--- Start ---

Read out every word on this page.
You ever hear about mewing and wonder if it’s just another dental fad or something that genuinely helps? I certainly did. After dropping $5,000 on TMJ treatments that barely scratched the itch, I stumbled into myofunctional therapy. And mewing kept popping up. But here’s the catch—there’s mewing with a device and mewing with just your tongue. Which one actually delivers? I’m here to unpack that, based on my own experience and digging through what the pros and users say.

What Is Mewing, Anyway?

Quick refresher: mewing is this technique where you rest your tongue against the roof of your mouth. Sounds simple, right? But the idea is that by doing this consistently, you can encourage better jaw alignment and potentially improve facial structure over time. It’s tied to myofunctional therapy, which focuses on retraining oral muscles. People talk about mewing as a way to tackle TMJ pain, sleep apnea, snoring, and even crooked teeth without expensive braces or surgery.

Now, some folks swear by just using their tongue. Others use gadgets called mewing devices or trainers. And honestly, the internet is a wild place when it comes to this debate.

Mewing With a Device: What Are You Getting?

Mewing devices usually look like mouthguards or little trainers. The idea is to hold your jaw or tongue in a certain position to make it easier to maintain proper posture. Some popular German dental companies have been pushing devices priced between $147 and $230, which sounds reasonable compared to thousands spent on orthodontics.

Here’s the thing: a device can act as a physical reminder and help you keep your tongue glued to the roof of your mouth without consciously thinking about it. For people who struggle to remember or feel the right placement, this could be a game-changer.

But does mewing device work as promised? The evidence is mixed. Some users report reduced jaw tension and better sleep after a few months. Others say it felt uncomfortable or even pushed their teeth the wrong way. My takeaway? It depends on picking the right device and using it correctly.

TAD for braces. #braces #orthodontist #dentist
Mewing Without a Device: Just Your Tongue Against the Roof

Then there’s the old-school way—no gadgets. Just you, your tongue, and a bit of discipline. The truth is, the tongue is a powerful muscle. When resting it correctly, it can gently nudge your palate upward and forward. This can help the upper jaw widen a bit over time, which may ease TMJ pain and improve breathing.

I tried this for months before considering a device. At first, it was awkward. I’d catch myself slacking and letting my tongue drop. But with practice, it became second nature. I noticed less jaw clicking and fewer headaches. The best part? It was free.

--- End ---

▶ **Given task**
Every line of the records above needs to be given again exactly.

▶ **Response for this exercise**
Read out every word on this page.
You ever hear about mewing and wonder if it’s just another dental fad or something that genuinely helps? I certainly did. After dropping $5,000 on TMJ treatments that barely scratched the itch, I stumbled into myofunctional therapy. And mewing kept popping up. But here’s the catch—there’s mewing with a device and mewing with just your tongue. Which one actually delivers? I’m here to unpack that, based on my own experience and digging through what the pros and users say.

What Is Mewing, Anyway?

Quick refresher: mewing is this technique where you rest your tongue against the roof of your mouth. Sounds simple, right? But the idea is that by doing this consistently, you can encourage better jaw alignment and potentially improve facial structure over time. It’s tied to myofunctional therapy, which focuses on retraining oral muscles. People talk about mewing as a way to tackle TMJ pain, sleep apnea, snoring, and even crooked teeth without expensive braces or surgery.

Now, some folks swear by just using their tongue. Others use gadgets called mewing devices or trainers. And honestly, the internet is a wild place when it comes to this debate.

Mewing With a Device: What Are You Getting?

Mewing devices usually look like mouthguards or little trainers. The idea is to hold your jaw or tongue in a certain position to make it easier to maintain proper posture. Some popular German dental companies have been pushing devices priced between $147 and $230, which sounds reasonable compared to thousands spent on orthodontics.

Here’s the thing: a device can act as a physical reminder and help you keep your tongue glued to the roof of your mouth without consciously thinking about it. For people who struggle to remember or feel the right placement, this could be a game-changer.

But does mewing device work as promised? The evidence is mixed. Some users report reduced jaw tension and better sleep after a few months. Others say it felt uncomfortable or even pushed their teeth the wrong way. My takeaway? It depends on picking the right device and using it correctly.

TAD for braces. #braces #orthodontist #dentist
Mewing Without a Device: Just Your Tongue Against the Roof

Then there’s the old-school way—no gadgets. Just you, your tongue, and a bit of discipline. The truth is, the tongue is a powerful muscle. When resting it correctly, it can gently nudge your palate upward and forward. This can help the upper jaw widen a bit over time, which may ease TMJ pain and improve breathing.

I tried this for months before considering a device. At first, it was awkward. I’d catch myself slacking and letting my tongue drop. But with practice, it became second nature. I noticed less jaw clicking and fewer headaches. The best part? It was free.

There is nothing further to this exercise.